**Short task**
Omit every picture and return the rest of the data unaltered.

**Stored records**
[start]

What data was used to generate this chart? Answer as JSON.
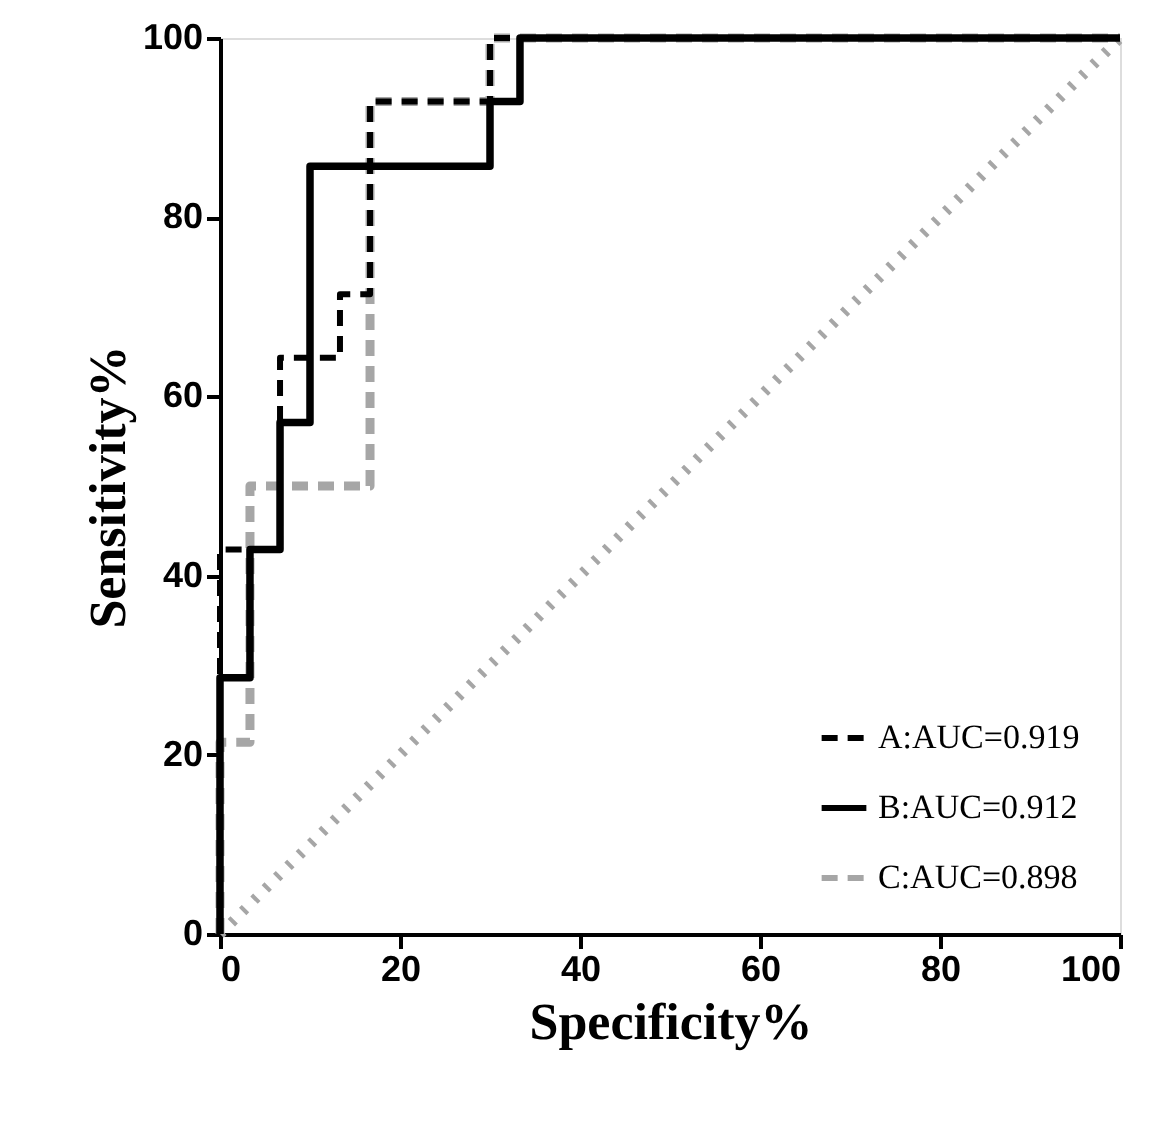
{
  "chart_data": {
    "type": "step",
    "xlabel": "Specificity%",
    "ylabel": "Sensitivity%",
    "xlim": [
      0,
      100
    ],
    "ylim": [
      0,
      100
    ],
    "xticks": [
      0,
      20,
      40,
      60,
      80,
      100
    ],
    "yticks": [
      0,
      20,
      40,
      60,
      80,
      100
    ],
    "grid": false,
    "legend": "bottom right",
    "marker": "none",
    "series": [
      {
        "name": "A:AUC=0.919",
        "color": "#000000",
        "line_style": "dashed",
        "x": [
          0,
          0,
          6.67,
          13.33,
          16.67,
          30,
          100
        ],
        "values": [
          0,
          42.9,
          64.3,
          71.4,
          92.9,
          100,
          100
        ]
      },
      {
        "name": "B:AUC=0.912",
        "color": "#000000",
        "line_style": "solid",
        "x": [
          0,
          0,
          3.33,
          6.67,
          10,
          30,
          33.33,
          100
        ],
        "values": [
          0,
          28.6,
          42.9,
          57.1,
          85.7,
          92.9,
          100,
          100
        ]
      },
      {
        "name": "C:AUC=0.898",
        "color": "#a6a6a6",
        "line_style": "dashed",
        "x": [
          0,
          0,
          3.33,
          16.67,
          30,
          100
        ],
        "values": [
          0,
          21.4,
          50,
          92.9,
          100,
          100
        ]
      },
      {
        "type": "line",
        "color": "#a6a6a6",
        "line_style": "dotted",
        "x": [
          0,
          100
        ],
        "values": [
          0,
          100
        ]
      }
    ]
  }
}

[end]

**Exercise answer**
What data was used to generate this chart? Answer as JSON.
{
  "chart_data": {
    "type": "step",
    "xlabel": "Specificity%",
    "ylabel": "Sensitivity%",
    "xlim": [
      0,
      100
    ],
    "ylim": [
      0,
      100
    ],
    "xticks": [
      0,
      20,
      40,
      60,
      80,
      100
    ],
    "yticks": [
      0,
      20,
      40,
      60,
      80,
      100
    ],
    "grid": false,
    "legend": "bottom right",
    "marker": "none",
    "series": [
      {
        "name": "A:AUC=0.919",
        "color": "#000000",
        "line_style": "dashed",
        "x": [
          0,
          0,
          6.67,
          13.33,
          16.67,
          30,
          100
        ],
        "values": [
          0,
          42.9,
          64.3,
          71.4,
          92.9,
          100,
          100
        ]
      },
      {
        "name": "B:AUC=0.912",
        "color": "#000000",
        "line_style": "solid",
        "x": [
          0,
          0,
          3.33,
          6.67,
          10,
          30,
          33.33,
          100
        ],
        "values": [
          0,
          28.6,
          42.9,
          57.1,
          85.7,
          92.9,
          100,
          100
        ]
      },
      {
        "name": "C:AUC=0.898",
        "color": "#a6a6a6",
        "line_style": "dashed",
        "x": [
          0,
          0,
          3.33,
          16.67,
          30,
          100
        ],
        "values": [
          0,
          21.4,
          50,
          92.9,
          100,
          100
        ]
      },
      {
        "type": "line",
        "color": "#a6a6a6",
        "line_style": "dotted",
        "x": [
          0,
          100
        ],
        "values": [
          0,
          100
        ]
      }
    ]
  }
}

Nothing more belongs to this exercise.